_OBJECTIVE_: Write out each line that follows exactly as it stands, without the pictures.

· · · · ·

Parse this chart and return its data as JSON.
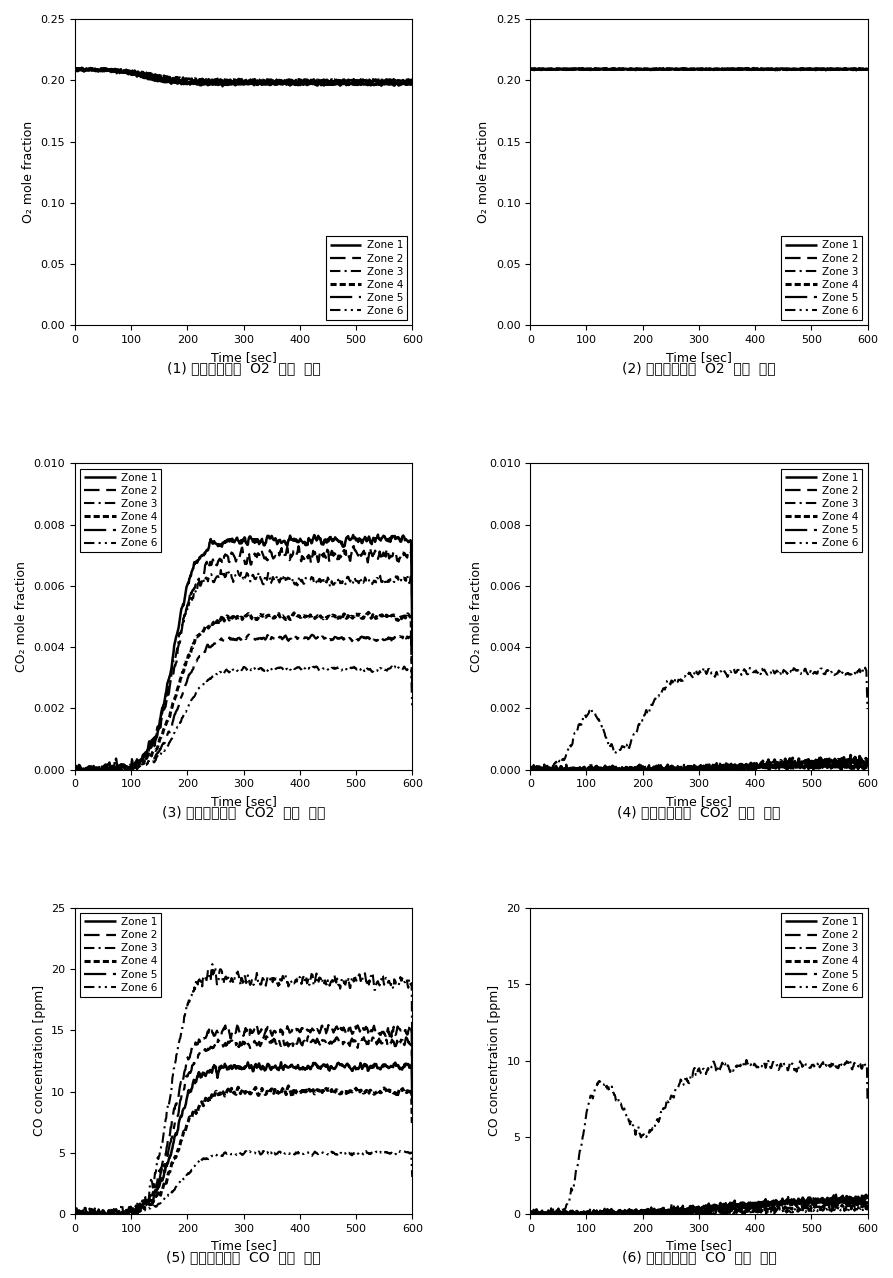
{
  "subplot_captions": [
    "(1) 상층부에서의  O2  농도  변화",
    "(2) 하층부에서의  O2  농도  변화",
    "(3) 상층부에서의  CO2  농도  변화",
    "(4) 하층부에서의  CO2  농도  변화",
    "(5) 상층부에서의  CO  농도  변화",
    "(6) 하층부에서의  CO  농도  변화"
  ],
  "zones": [
    "Zone 1",
    "Zone 2",
    "Zone 3",
    "Zone 4",
    "Zone 5",
    "Zone 6"
  ],
  "xlim": [
    0,
    600
  ],
  "xticks": [
    0,
    100,
    200,
    300,
    400,
    500,
    600
  ],
  "xlabel": "Time [sec]",
  "plots": [
    {
      "ylabel": "O₂ mole fraction",
      "ylim": [
        0,
        0.25
      ],
      "yticks": [
        0,
        0.05,
        0.1,
        0.15,
        0.2,
        0.25
      ],
      "legend_loc": "lower right"
    },
    {
      "ylabel": "O₂ mole fraction",
      "ylim": [
        0,
        0.25
      ],
      "yticks": [
        0,
        0.05,
        0.1,
        0.15,
        0.2,
        0.25
      ],
      "legend_loc": "lower right"
    },
    {
      "ylabel": "CO₂ mole fraction",
      "ylim": [
        0,
        0.01
      ],
      "yticks": [
        0,
        0.002,
        0.004,
        0.006,
        0.008,
        0.01
      ],
      "legend_loc": "upper left"
    },
    {
      "ylabel": "CO₂ mole fraction",
      "ylim": [
        0,
        0.01
      ],
      "yticks": [
        0,
        0.002,
        0.004,
        0.006,
        0.008,
        0.01
      ],
      "legend_loc": "upper right"
    },
    {
      "ylabel": "CO concentration [ppm]",
      "ylim": [
        0,
        25
      ],
      "yticks": [
        0,
        5,
        10,
        15,
        20,
        25
      ],
      "legend_loc": "upper left"
    },
    {
      "ylabel": "CO concentration [ppm]",
      "ylim": [
        0,
        20
      ],
      "yticks": [
        0,
        5,
        10,
        15,
        20
      ],
      "legend_loc": "upper right"
    }
  ]
}
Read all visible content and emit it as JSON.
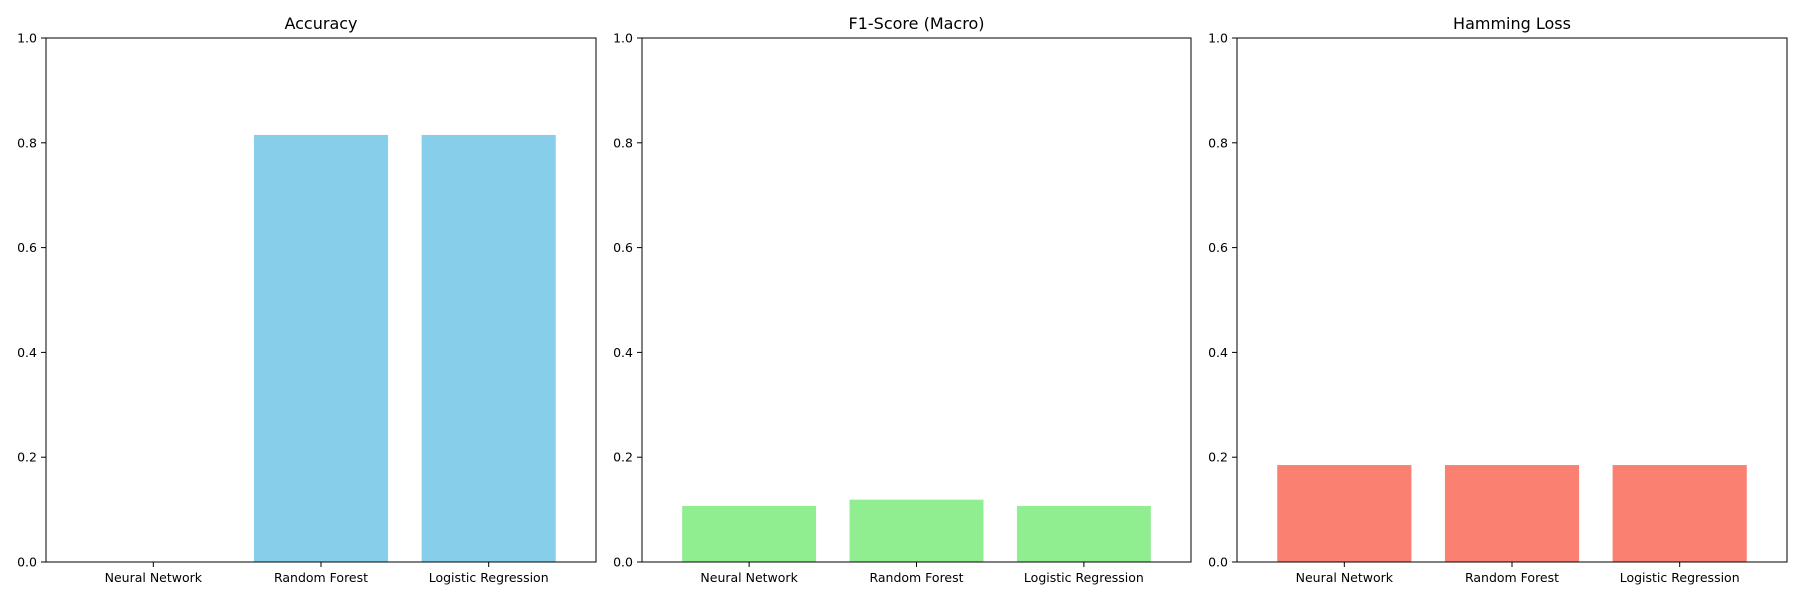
{
  "chart_data": [
    {
      "type": "bar",
      "title": "Accuracy",
      "categories": [
        "Neural Network",
        "Random Forest",
        "Logistic Regression"
      ],
      "values": [
        0.0,
        0.815,
        0.815
      ],
      "ylim": [
        0,
        1
      ],
      "yticks": [
        0.0,
        0.2,
        0.4,
        0.6,
        0.8,
        1.0
      ],
      "ytick_labels": [
        "0.0",
        "0.2",
        "0.4",
        "0.6",
        "0.8",
        "1.0"
      ],
      "color": "#87ceeb",
      "grid": false
    },
    {
      "type": "bar",
      "title": "F1-Score (Macro)",
      "categories": [
        "Neural Network",
        "Random Forest",
        "Logistic Regression"
      ],
      "values": [
        0.107,
        0.119,
        0.107
      ],
      "ylim": [
        0,
        1
      ],
      "yticks": [
        0.0,
        0.2,
        0.4,
        0.6,
        0.8,
        1.0
      ],
      "ytick_labels": [
        "0.0",
        "0.2",
        "0.4",
        "0.6",
        "0.8",
        "1.0"
      ],
      "color": "#90ee90",
      "grid": false
    },
    {
      "type": "bar",
      "title": "Hamming Loss",
      "categories": [
        "Neural Network",
        "Random Forest",
        "Logistic Regression"
      ],
      "values": [
        0.185,
        0.185,
        0.185
      ],
      "ylim": [
        0,
        1
      ],
      "yticks": [
        0.0,
        0.2,
        0.4,
        0.6,
        0.8,
        1.0
      ],
      "ytick_labels": [
        "0.0",
        "0.2",
        "0.4",
        "0.6",
        "0.8",
        "1.0"
      ],
      "color": "#fa8072",
      "grid": false
    }
  ]
}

· · · · ·

_PROBLEM SOLUTION_:
Parse this chart and return its data as JSON.
{
  "subplot_captions": [
    "(1) 상층부에서의  O2  농도  변화",
    "(2) 하층부에서의  O2  농도  변화",
    "(3) 상층부에서의  CO2  농도  변화",
    "(4) 하층부에서의  CO2  농도  변화",
    "(5) 상층부에서의  CO  농도  변화",
    "(6) 하층부에서의  CO  농도  변화"
  ],
  "zones": [
    "Zone 1",
    "Zone 2",
    "Zone 3",
    "Zone 4",
    "Zone 5",
    "Zone 6"
  ],
  "xlim": [
    0,
    600
  ],
  "xticks": [
    0,
    100,
    200,
    300,
    400,
    500,
    600
  ],
  "xlabel": "Time [sec]",
  "plots": [
    {
      "ylabel": "O₂ mole fraction",
      "ylim": [
        0,
        0.25
      ],
      "yticks": [
        0,
        0.05,
        0.1,
        0.15,
        0.2,
        0.25
      ],
      "legend_loc": "lower right"
    },
    {
      "ylabel": "O₂ mole fraction",
      "ylim": [
        0,
        0.25
      ],
      "yticks": [
        0,
        0.05,
        0.1,
        0.15,
        0.2,
        0.25
      ],
      "legend_loc": "lower right"
    },
    {
      "ylabel": "CO₂ mole fraction",
      "ylim": [
        0,
        0.01
      ],
      "yticks": [
        0,
        0.002,
        0.004,
        0.006,
        0.008,
        0.01
      ],
      "legend_loc": "upper left"
    },
    {
      "ylabel": "CO₂ mole fraction",
      "ylim": [
        0,
        0.01
      ],
      "yticks": [
        0,
        0.002,
        0.004,
        0.006,
        0.008,
        0.01
      ],
      "legend_loc": "upper right"
    },
    {
      "ylabel": "CO concentration [ppm]",
      "ylim": [
        0,
        25
      ],
      "yticks": [
        0,
        5,
        10,
        15,
        20,
        25
      ],
      "legend_loc": "upper left"
    },
    {
      "ylabel": "CO concentration [ppm]",
      "ylim": [
        0,
        20
      ],
      "yticks": [
        0,
        5,
        10,
        15,
        20
      ],
      "legend_loc": "upper right"
    }
  ]
}
Read all visible content and emit it as JSON.
{
  "chart_data": [
    {
      "type": "bar",
      "title": "Accuracy",
      "categories": [
        "Neural Network",
        "Random Forest",
        "Logistic Regression"
      ],
      "values": [
        0.0,
        0.815,
        0.815
      ],
      "ylim": [
        0,
        1
      ],
      "yticks": [
        0.0,
        0.2,
        0.4,
        0.6,
        0.8,
        1.0
      ],
      "ytick_labels": [
        "0.0",
        "0.2",
        "0.4",
        "0.6",
        "0.8",
        "1.0"
      ],
      "color": "#87ceeb",
      "grid": false
    },
    {
      "type": "bar",
      "title": "F1-Score (Macro)",
      "categories": [
        "Neural Network",
        "Random Forest",
        "Logistic Regression"
      ],
      "values": [
        0.107,
        0.119,
        0.107
      ],
      "ylim": [
        0,
        1
      ],
      "yticks": [
        0.0,
        0.2,
        0.4,
        0.6,
        0.8,
        1.0
      ],
      "ytick_labels": [
        "0.0",
        "0.2",
        "0.4",
        "0.6",
        "0.8",
        "1.0"
      ],
      "color": "#90ee90",
      "grid": false
    },
    {
      "type": "bar",
      "title": "Hamming Loss",
      "categories": [
        "Neural Network",
        "Random Forest",
        "Logistic Regression"
      ],
      "values": [
        0.185,
        0.185,
        0.185
      ],
      "ylim": [
        0,
        1
      ],
      "yticks": [
        0.0,
        0.2,
        0.4,
        0.6,
        0.8,
        1.0
      ],
      "ytick_labels": [
        "0.0",
        "0.2",
        "0.4",
        "0.6",
        "0.8",
        "1.0"
      ],
      "color": "#fa8072",
      "grid": false
    }
  ]
}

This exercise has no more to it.